* start MATERIAL FOR THIS TASK *

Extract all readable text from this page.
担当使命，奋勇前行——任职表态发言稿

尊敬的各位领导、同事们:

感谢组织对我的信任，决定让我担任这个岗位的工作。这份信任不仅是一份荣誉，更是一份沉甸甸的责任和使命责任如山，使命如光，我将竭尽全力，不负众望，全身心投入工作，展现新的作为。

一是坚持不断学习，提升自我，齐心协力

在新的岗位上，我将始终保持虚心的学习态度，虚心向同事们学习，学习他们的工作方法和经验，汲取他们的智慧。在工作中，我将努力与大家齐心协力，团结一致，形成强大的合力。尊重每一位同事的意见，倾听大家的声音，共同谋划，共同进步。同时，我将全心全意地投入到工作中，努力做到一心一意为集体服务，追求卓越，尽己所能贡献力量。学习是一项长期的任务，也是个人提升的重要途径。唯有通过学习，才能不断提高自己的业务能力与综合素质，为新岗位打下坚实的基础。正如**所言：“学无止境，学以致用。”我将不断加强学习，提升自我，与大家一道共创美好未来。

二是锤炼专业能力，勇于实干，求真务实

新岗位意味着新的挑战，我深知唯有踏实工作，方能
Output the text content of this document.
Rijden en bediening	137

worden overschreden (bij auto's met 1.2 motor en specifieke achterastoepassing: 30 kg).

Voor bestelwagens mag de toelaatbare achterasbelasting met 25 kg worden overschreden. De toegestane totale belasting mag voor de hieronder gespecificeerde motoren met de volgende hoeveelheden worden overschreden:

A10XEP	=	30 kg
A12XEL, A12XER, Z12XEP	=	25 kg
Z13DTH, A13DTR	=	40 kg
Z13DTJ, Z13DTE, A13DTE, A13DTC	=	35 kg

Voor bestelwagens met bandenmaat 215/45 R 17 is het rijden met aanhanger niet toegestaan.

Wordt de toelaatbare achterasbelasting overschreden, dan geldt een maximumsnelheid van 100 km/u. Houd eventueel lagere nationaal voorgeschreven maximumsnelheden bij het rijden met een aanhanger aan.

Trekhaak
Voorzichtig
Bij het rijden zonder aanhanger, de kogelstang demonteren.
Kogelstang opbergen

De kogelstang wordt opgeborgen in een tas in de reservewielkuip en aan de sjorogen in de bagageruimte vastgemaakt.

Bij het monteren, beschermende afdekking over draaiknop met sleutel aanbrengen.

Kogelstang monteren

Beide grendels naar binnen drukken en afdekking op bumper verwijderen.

* end MATERIAL FOR THIS TASK *

SHORT PROBLEM
Please quote the records above exactly, without skipping a line.

EXPECTED ANSWER
Extract all readable text from this page.
担当使命，奋勇前行——任职表态发言稿

尊敬的各位领导、同事们:

感谢组织对我的信任，决定让我担任这个岗位的工作。这份信任不仅是一份荣誉，更是一份沉甸甸的责任和使命责任如山，使命如光，我将竭尽全力，不负众望，全身心投入工作，展现新的作为。

一是坚持不断学习，提升自我，齐心协力

在新的岗位上，我将始终保持虚心的学习态度，虚心向同事们学习，学习他们的工作方法和经验，汲取他们的智慧。在工作中，我将努力与大家齐心协力，团结一致，形成强大的合力。尊重每一位同事的意见，倾听大家的声音，共同谋划，共同进步。同时，我将全心全意地投入到工作中，努力做到一心一意为集体服务，追求卓越，尽己所能贡献力量。学习是一项长期的任务，也是个人提升的重要途径。唯有通过学习，才能不断提高自己的业务能力与综合素质，为新岗位打下坚实的基础。正如**所言：“学无止境，学以致用。”我将不断加强学习，提升自我，与大家一道共创美好未来。

二是锤炼专业能力，勇于实干，求真务实

新岗位意味着新的挑战，我深知唯有踏实工作，方能
Output the text content of this document.
Rijden en bediening	137

worden overschreden (bij auto's met 1.2 motor en specifieke achterastoepassing: 30 kg).

Voor bestelwagens mag de toelaatbare achterasbelasting met 25 kg worden overschreden. De toegestane totale belasting mag voor de hieronder gespecificeerde motoren met de volgende hoeveelheden worden overschreden:

A10XEP	=	30 kg
A12XEL, A12XER, Z12XEP	=	25 kg
Z13DTH, A13DTR	=	40 kg
Z13DTJ, Z13DTE, A13DTE, A13DTC	=	35 kg

Voor bestelwagens met bandenmaat 215/45 R 17 is het rijden met aanhanger niet toegestaan.

Wordt de toelaatbare achterasbelasting overschreden, dan geldt een maximumsnelheid van 100 km/u. Houd eventueel lagere nationaal voorgeschreven maximumsnelheden bij het rijden met een aanhanger aan.

Trekhaak
Voorzichtig
Bij het rijden zonder aanhanger, de kogelstang demonteren.
Kogelstang opbergen

De kogelstang wordt opgeborgen in een tas in de reservewielkuip en aan de sjorogen in de bagageruimte vastgemaakt.

Bij het monteren, beschermende afdekking over draaiknop met sleutel aanbrengen.

Kogelstang monteren

Beide grendels naar binnen drukken en afdekking op bumper verwijderen.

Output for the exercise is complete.